# START OF Source material
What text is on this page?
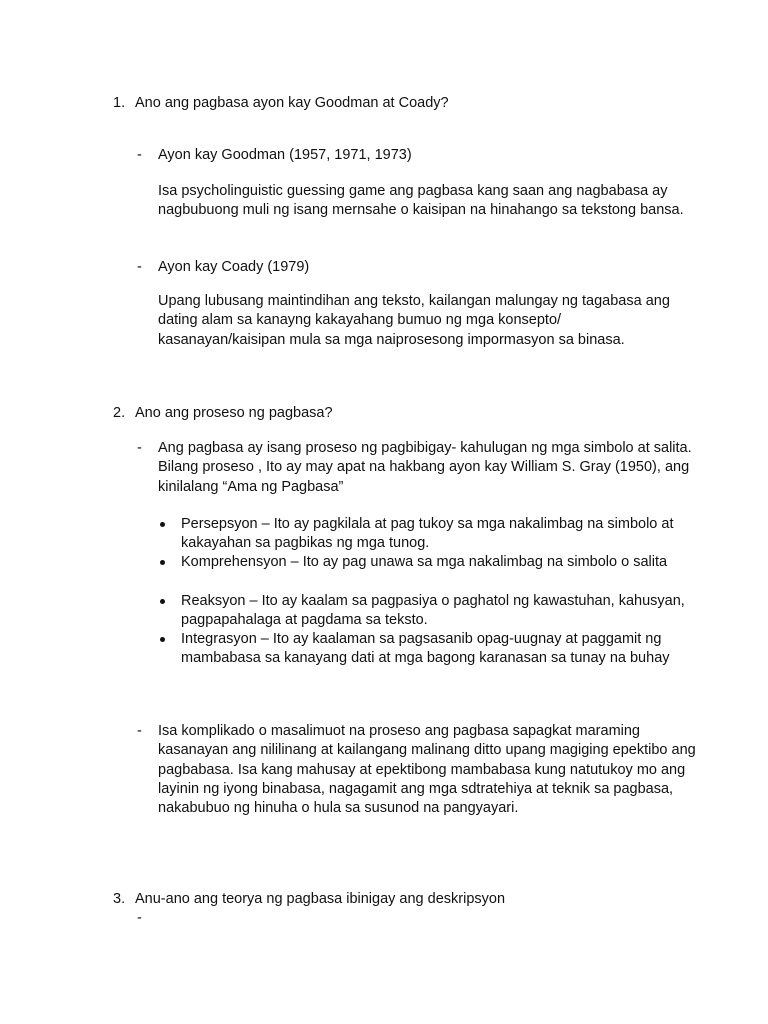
1. Ano ang pagbasa ayon kay Goodman at Coady?
- Ayon kay Goodman (1957, 1971, 1973)
Isa psycholinguistic guessing game ang pagbasa kang saan ang nagbabasa ay nagbubuong muli ng isang mernsahe o kaisipan na hinahango sa tekstong bansa.
- Ayon kay Coady (1979)
Upang lubusang maintindihan ang teksto, kailangan malungay ng tagabasa ang dating alam sa kanayng kakayahang bumuo ng mga konsepto/ kasanayan/kaisipan mula sa mga naiprosesong impormasyon sa binasa.
2. Ano ang proseso ng pagbasa?
- Ang pagbasa ay isang proseso ng pagbibigay- kahulugan ng mga simbolo at salita. Bilang proseso , Ito ay may apat na hakbang ayon kay William S. Gray (1950), ang kinilalang “Ama ng Pagbasa”
Persepsyon – Ito ay pagkilala at pag tukoy sa mga nakalimbag na simbolo at kakayahan sa pagbikas ng mga tunog.
Komprehensyon – Ito ay pag unawa sa mga nakalimbag na simbolo o salita
Reaksyon – Ito ay kaalam sa pagpasiya o paghatol ng kawastuhan, kahusyan, pagpapahalaga at pagdama sa teksto.
Integrasyon – Ito ay kaalaman sa pagsasanib opag-uugnay at paggamit ng mambabasa sa kanayang dati at mga bagong karanasan sa tunay na buhay
- Isa komplikado o masalimuot na proseso ang pagbasa sapagkat maraming kasanayan ang nililinang at kailangang malinang ditto upang magiging epektibo ang pagbabasa. Isa kang mahusay at epektibong mambabasa kung natutukoy mo ang layinin ng iyong binabasa, nagagamit ang mga sdtratehiya at teknik sa pagbasa, nakabubuo ng hinuha o hula sa susunod na pangyayari.
3. Anu-ano ang teorya ng pagbasa ibinigay ang deskripsyon
-
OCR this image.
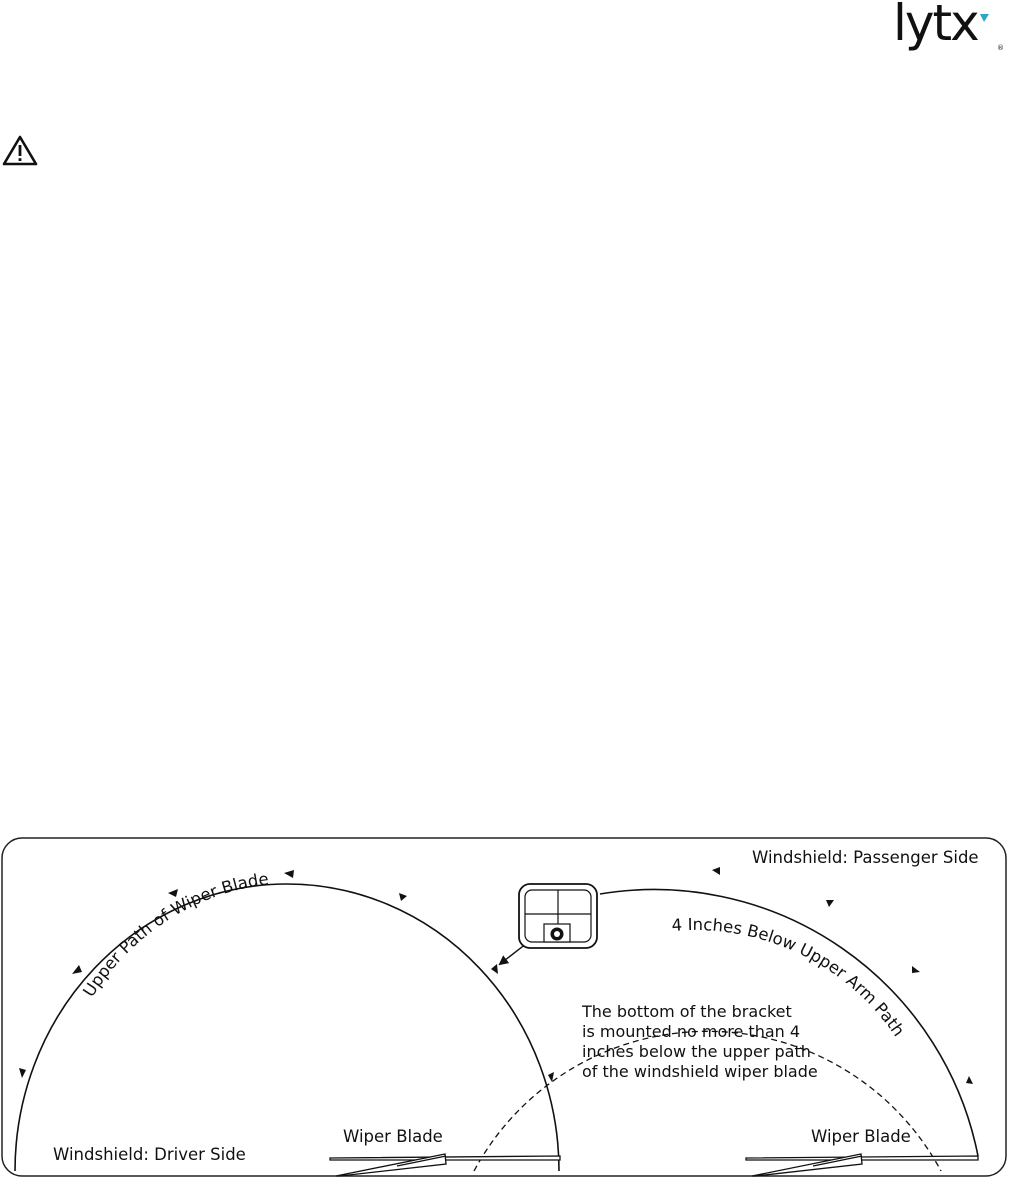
lytx	®
Windshield: Passenger Side
Windshield: Driver Side
Wiper Blade	Wiper Blade
Upper Path of Wiper Blade
4 Inches Below Upper Arm Path
The bottom of the bracket
is mounted no more than 4
inches below the upper path
of the windshield wiper blade
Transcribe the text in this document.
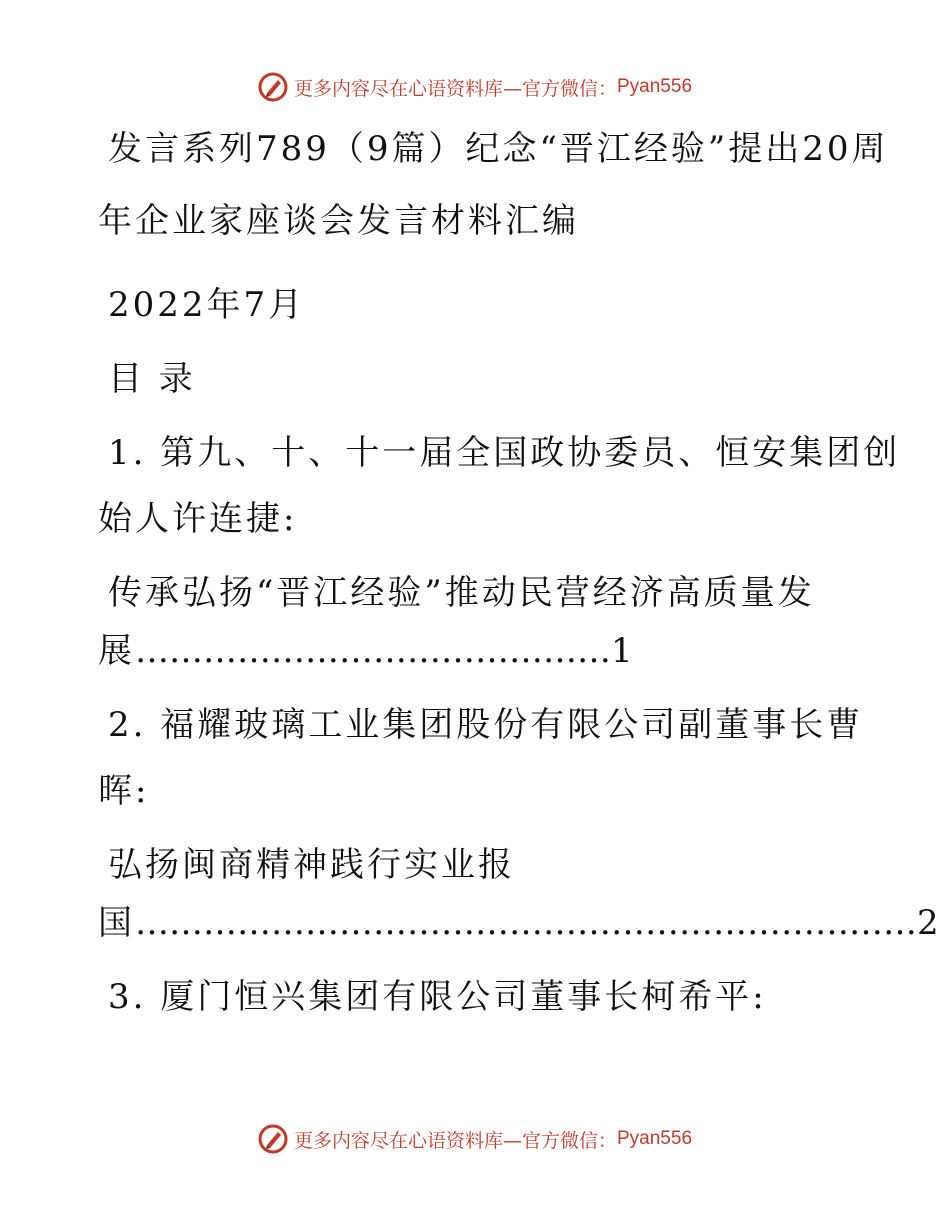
更多内容尽在心语资料库—官方微信： Pyan556

发言系列789（9篇）纪念“晋江经验”提出20周

年企业家座谈会发言材料汇编

2022年7月

目 录

1. 第九、十、十一届全国政协委员、恒安集团创

始人许连捷:

传承弘扬“晋江经验”推动民营经济高质量发

展……………………………………1

2. 福耀玻璃工业集团股份有限公司副董事长曹

晖:

弘扬闽商精神践行实业报

国……………………………………………………………2

3. 厦门恒兴集团有限公司董事长柯希平:

更多内容尽在心语资料库—官方微信： Pyan556
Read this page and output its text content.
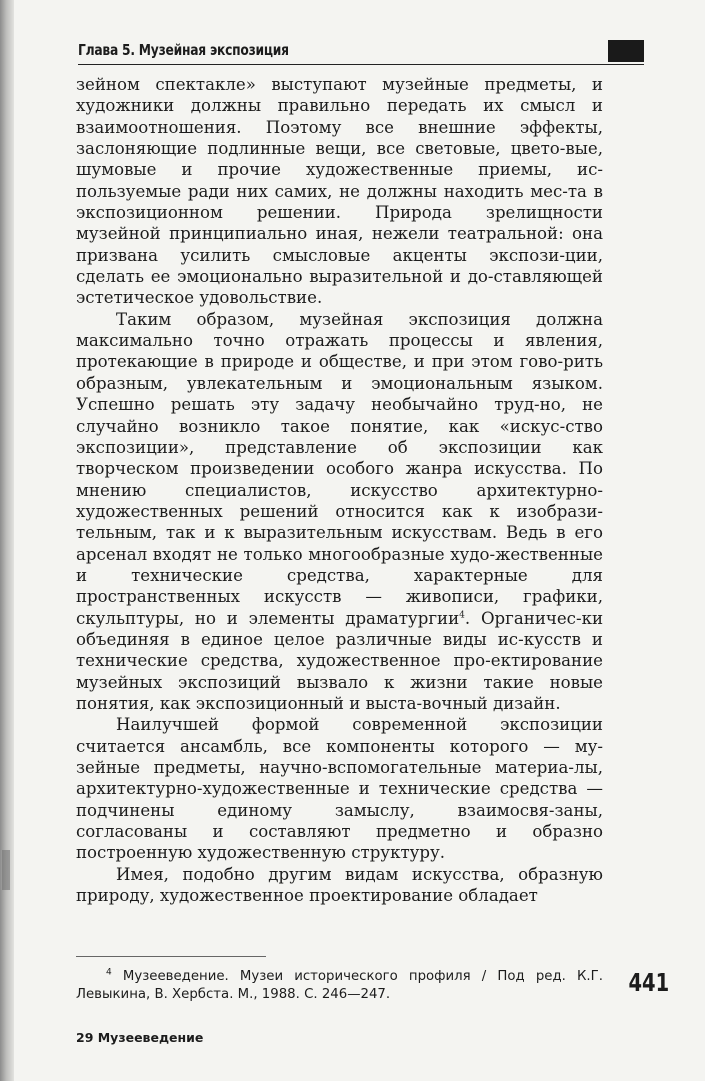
Глава 5. Музейная экспозиция

зейном спектакле» выступают музейные предметы, и художники должны правильно передать их смысл и взаимоотношения. Поэтому все внешние эффекты, заслоняющие подлинные вещи, все световые, цвето-вые, шумовые и прочие художественные приемы, ис-пользуемые ради них самих, не должны находить мес-та в экспозиционном решении. Природа зрелищности музейной принципиально иная, нежели театральной: она призвана усилить смысловые акценты экспози-ции, сделать ее эмоционально выразительной и до-ставляющей эстетическое удовольствие.

Таким образом, музейная экспозиция должна максимально точно отражать процессы и явления, протекающие в природе и обществе, и при этом гово-рить образным, увлекательным и эмоциональным языком. Успешно решать эту задачу необычайно труд-но, не случайно возникло такое понятие, как «искус-ство экспозиции», представление об экспозиции как творческом произведении особого жанра искусства. По мнению специалистов, искусство архитектурно-художественных решений относится как к изобрази-тельным, так и к выразительным искусствам. Ведь в его арсенал входят не только многообразные худо-жественные и технические средства, характерные для пространственных искусств — живописи, графики, скульптуры, но и элементы драматургии$^4$. Органичес-ки объединяя в единое целое различные виды ис-кусств и технические средства, художественное про-ектирование музейных экспозиций вызвало к жизни такие новые понятия, как экспозиционный и выста-вочный дизайн.

Наилучшей формой современной экспозиции считается ансамбль, все компоненты которого — му-зейные предметы, научно-вспомогательные материа-лы, архитектурно-художественные и технические средства — подчинены единому замыслу, взаимосвя-заны, согласованы и составляют предметно и образно построенную художественную структуру.

Имея, подобно другим видам искусства, образную природу, художественное проектирование обладает

$^4$ Музееведение. Музеи исторического профиля / Под ред. К.Г. Левыкина, В. Хербста. М., 1988. С. 246—247.	441
29 Музееведение
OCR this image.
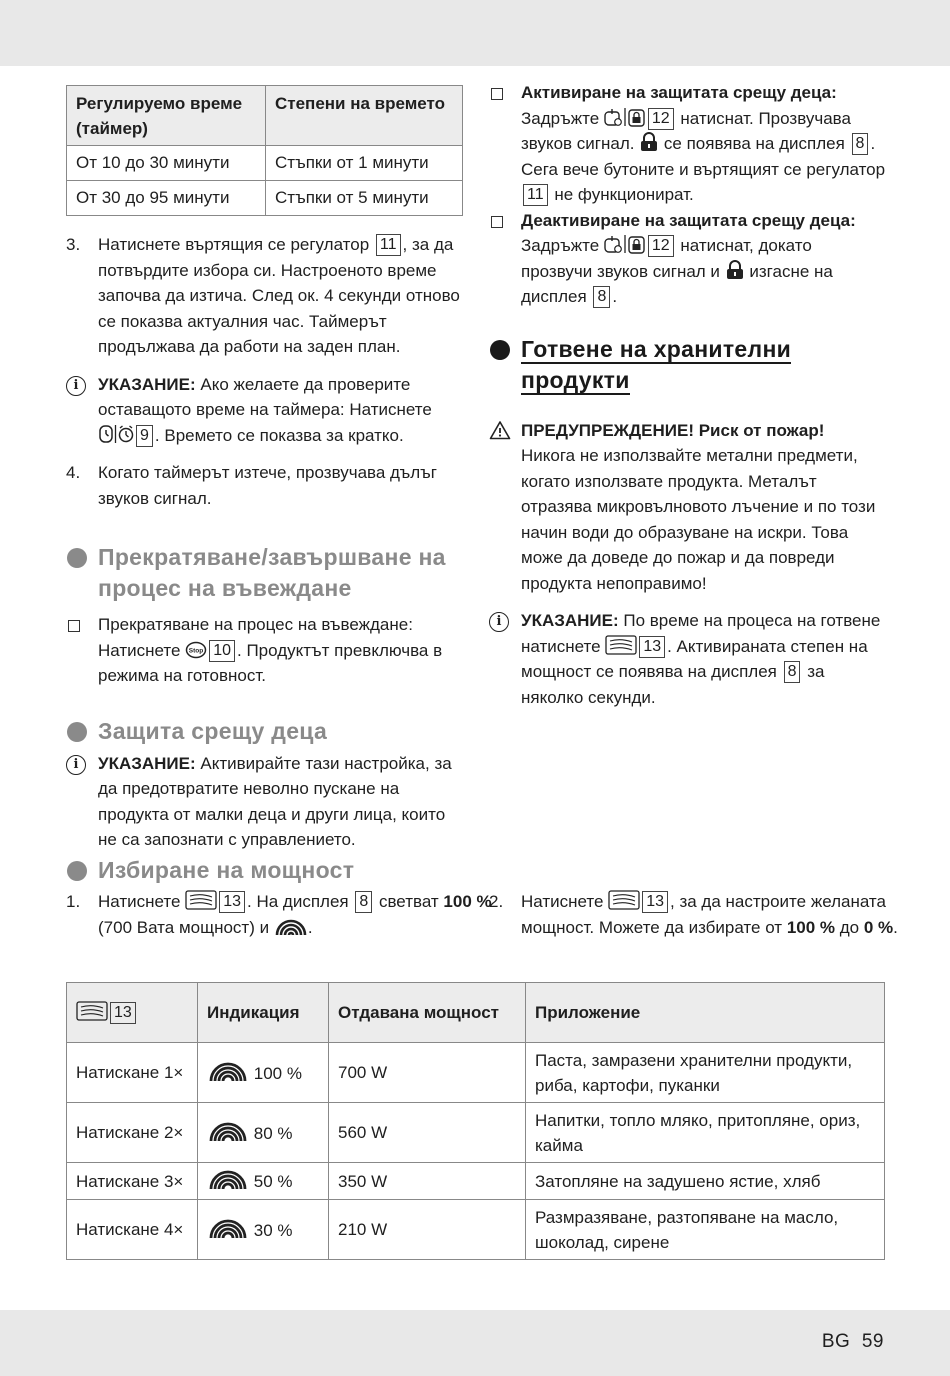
Регулируемо време (таймер)	Степени на времето
От 10 до 30 минути	Стъпки от 1 минути
От 30 до 95 минути	Стъпки от 5 минути
3. Натиснете въртящия се регулатор 11 , за да потвърдите избора си. Настроеното време започва да изтича. След ок. 4 секунди отново се показва актуалния час. Таймерът продължава да работи на заден план.
i	УКАЗАНИЕ: Ако желаете да проверите оставащото време на таймера: Натиснете 9 . Времето се показва за кратко.
4. Когато таймерът изтече, прозвучава дълъг звуков сигнал.
Прекратяване/завършване на процес на въвеждане
Прекратяване на процес на въвеждане: Натиснете Stop 10 . Продуктът превключва в режима на готовност.
Защита срещу деца
i	УКАЗАНИЕ: Активирайте тази настройка, за да предотвратите неволно пускане на продукта от малки деца и други лица, които не са запознати с управлението.
Избиране на мощност
1. Натиснете 13 . На дисплея 8 светват 100 % (700 Вата мощност) и .
Активиране на защитата срещу деца: Задръжте	12 натиснат. Прозвучава звуков сигнал.  се появява на дисплея 8 . Сега вече бутоните и въртящият се регулатор 11 не функционират.
Деактивиране на защитата срещу деца: Задръжте	12 натиснат, докато прозвучи звуков сигнал и  изгасне на дисплея 8 .
Готвене на хранителни продукти
ПРЕДУПРЕЖДЕНИЕ! Риск от пожар!
Никога не използвайте метални предмети, когато използвате продукта. Металът отразява микровълновото лъчение и по този начин води до образуване на искри. Това може да доведе до пожар и да повреди продукта непоправимо!
i	УКАЗАНИЕ: По време на процеса на готвене натиснете 13 . Активираната степен на мощност се появява на дисплея 8 за няколко секунди.
2. Натиснете 13 , за да настроите желаната мощност. Можете да избирате от 100 % до 0 %.
13	Индикация	Отдавана мощност	Приложение
Натискане 1×	100 %	700 W	Паста, замразени хранителни продукти, риба, картофи, пуканки
Натискане 2×	80 %	560 W	Напитки, топло мляко, притопляне, ориз, кайма
Натискане 3×	50 %	350 W	Затопляне на задушено ястие, хляб
Натискане 4×	30 %	210 W	Размразяване, разтопяване на масло, шоколад, сирене
BG 59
# END OF Source material
- _Stated exercise_
Write the listing above out again exactly, dropping each image.

- _Answer to the exercise_
What text is on this page?
1. Ano ang pagbasa ayon kay Goodman at Coady?
- Ayon kay Goodman (1957, 1971, 1973)
Isa psycholinguistic guessing game ang pagbasa kang saan ang nagbabasa ay nagbubuong muli ng isang mernsahe o kaisipan na hinahango sa tekstong bansa.
- Ayon kay Coady (1979)
Upang lubusang maintindihan ang teksto, kailangan malungay ng tagabasa ang dating alam sa kanayng kakayahang bumuo ng mga konsepto/ kasanayan/kaisipan mula sa mga naiprosesong impormasyon sa binasa.
2. Ano ang proseso ng pagbasa?
- Ang pagbasa ay isang proseso ng pagbibigay- kahulugan ng mga simbolo at salita. Bilang proseso , Ito ay may apat na hakbang ayon kay William S. Gray (1950), ang kinilalang “Ama ng Pagbasa”
Persepsyon – Ito ay pagkilala at pag tukoy sa mga nakalimbag na simbolo at kakayahan sa pagbikas ng mga tunog.
Komprehensyon – Ito ay pag unawa sa mga nakalimbag na simbolo o salita
Reaksyon – Ito ay kaalam sa pagpasiya o paghatol ng kawastuhan, kahusyan, pagpapahalaga at pagdama sa teksto.
Integrasyon – Ito ay kaalaman sa pagsasanib opag-uugnay at paggamit ng mambabasa sa kanayang dati at mga bagong karanasan sa tunay na buhay
- Isa komplikado o masalimuot na proseso ang pagbasa sapagkat maraming kasanayan ang nililinang at kailangang malinang ditto upang magiging epektibo ang pagbabasa. Isa kang mahusay at epektibong mambabasa kung natutukoy mo ang layinin ng iyong binabasa, nagagamit ang mga sdtratehiya at teknik sa pagbasa, nakabubuo ng hinuha o hula sa susunod na pangyayari.
3. Anu-ano ang teorya ng pagbasa ibinigay ang deskripsyon
-
OCR this image.
lytx	®
Windshield: Passenger Side
Windshield: Driver Side
Wiper Blade	Wiper Blade
Upper Path of Wiper Blade
4 Inches Below Upper Arm Path
The bottom of the bracket
is mounted no more than 4
inches below the upper path
of the windshield wiper blade
Transcribe the text in this document.
更多内容尽在心语资料库—官方微信： Pyan556

发言系列789（9篇）纪念“晋江经验”提出20周

年企业家座谈会发言材料汇编

2022年7月

目 录

1. 第九、十、十一届全国政协委员、恒安集团创

始人许连捷:

传承弘扬“晋江经验”推动民营经济高质量发

展……………………………………1

2. 福耀玻璃工业集团股份有限公司副董事长曹

晖:

弘扬闽商精神践行实业报

国……………………………………………………………2

3. 厦门恒兴集团有限公司董事长柯希平:

更多内容尽在心语资料库—官方微信： Pyan556
Read this page and output its text content.
Глава 5. Музейная экспозиция

зейном спектакле» выступают музейные предметы, и художники должны правильно передать их смысл и взаимоотношения. Поэтому все внешние эффекты, заслоняющие подлинные вещи, все световые, цвето-вые, шумовые и прочие художественные приемы, ис-пользуемые ради них самих, не должны находить мес-та в экспозиционном решении. Природа зрелищности музейной принципиально иная, нежели театральной: она призвана усилить смысловые акценты экспози-ции, сделать ее эмоционально выразительной и до-ставляющей эстетическое удовольствие.

Таким образом, музейная экспозиция должна максимально точно отражать процессы и явления, протекающие в природе и обществе, и при этом гово-рить образным, увлекательным и эмоциональным языком. Успешно решать эту задачу необычайно труд-но, не случайно возникло такое понятие, как «искус-ство экспозиции», представление об экспозиции как творческом произведении особого жанра искусства. По мнению специалистов, искусство архитектурно-художественных решений относится как к изобрази-тельным, так и к выразительным искусствам. Ведь в его арсенал входят не только многообразные худо-жественные и технические средства, характерные для пространственных искусств — живописи, графики, скульптуры, но и элементы драматургии$^4$. Органичес-ки объединяя в единое целое различные виды ис-кусств и технические средства, художественное про-ектирование музейных экспозиций вызвало к жизни такие новые понятия, как экспозиционный и выста-вочный дизайн.

Наилучшей формой современной экспозиции считается ансамбль, все компоненты которого — му-зейные предметы, научно-вспомогательные материа-лы, архитектурно-художественные и технические средства — подчинены единому замыслу, взаимосвя-заны, согласованы и составляют предметно и образно построенную художественную структуру.

Имея, подобно другим видам искусства, образную природу, художественное проектирование обладает

$^4$ Музееведение. Музеи исторического профиля / Под ред. К.Г. Левыкина, В. Хербста. М., 1988. С. 246—247.	441
29 Музееведение
OCR this image.
Регулируемо време (таймер)	Степени на времето
От 10 до 30 минути	Стъпки от 1 минути
От 30 до 95 минути	Стъпки от 5 минути
3. Натиснете въртящия се регулатор 11 , за да потвърдите избора си. Настроеното време започва да изтича. След ок. 4 секунди отново се показва актуалния час. Таймерът продължава да работи на заден план.
i	УКАЗАНИЕ: Ако желаете да проверите оставащото време на таймера: Натиснете 9 . Времето се показва за кратко.
4. Когато таймерът изтече, прозвучава дълъг звуков сигнал.
Прекратяване/завършване на процес на въвеждане
Прекратяване на процес на въвеждане: Натиснете Stop 10 . Продуктът превключва в режима на готовност.
Защита срещу деца
i	УКАЗАНИЕ: Активирайте тази настройка, за да предотвратите неволно пускане на продукта от малки деца и други лица, които не са запознати с управлението.
Избиране на мощност
1. Натиснете 13 . На дисплея 8 светват 100 % (700 Вата мощност) и .
Активиране на защитата срещу деца: Задръжте	12 натиснат. Прозвучава звуков сигнал.  се появява на дисплея 8 . Сега вече бутоните и въртящият се регулатор 11 не функционират.
Деактивиране на защитата срещу деца: Задръжте	12 натиснат, докато прозвучи звуков сигнал и  изгасне на дисплея 8 .
Готвене на хранителни продукти
ПРЕДУПРЕЖДЕНИЕ! Риск от пожар!
Никога не използвайте метални предмети, когато използвате продукта. Металът отразява микровълновото лъчение и по този начин води до образуване на искри. Това може да доведе до пожар и да повреди продукта непоправимо!
i	УКАЗАНИЕ: По време на процеса на готвене натиснете 13 . Активираната степен на мощност се появява на дисплея 8 за няколко секунди.
2. Натиснете 13 , за да настроите желаната мощност. Можете да избирате от 100 % до 0 %.
13	Индикация	Отдавана мощност	Приложение
Натискане 1×	100 %	700 W	Паста, замразени хранителни продукти, риба, картофи, пуканки
Натискане 2×	80 %	560 W	Напитки, топло мляко, притопляне, ориз, кайма
Натискане 3×	50 %	350 W	Затопляне на задушено ястие, хляб
Натискане 4×	30 %	210 W	Размразяване, разтопяване на масло, шоколад, сирене
BG 59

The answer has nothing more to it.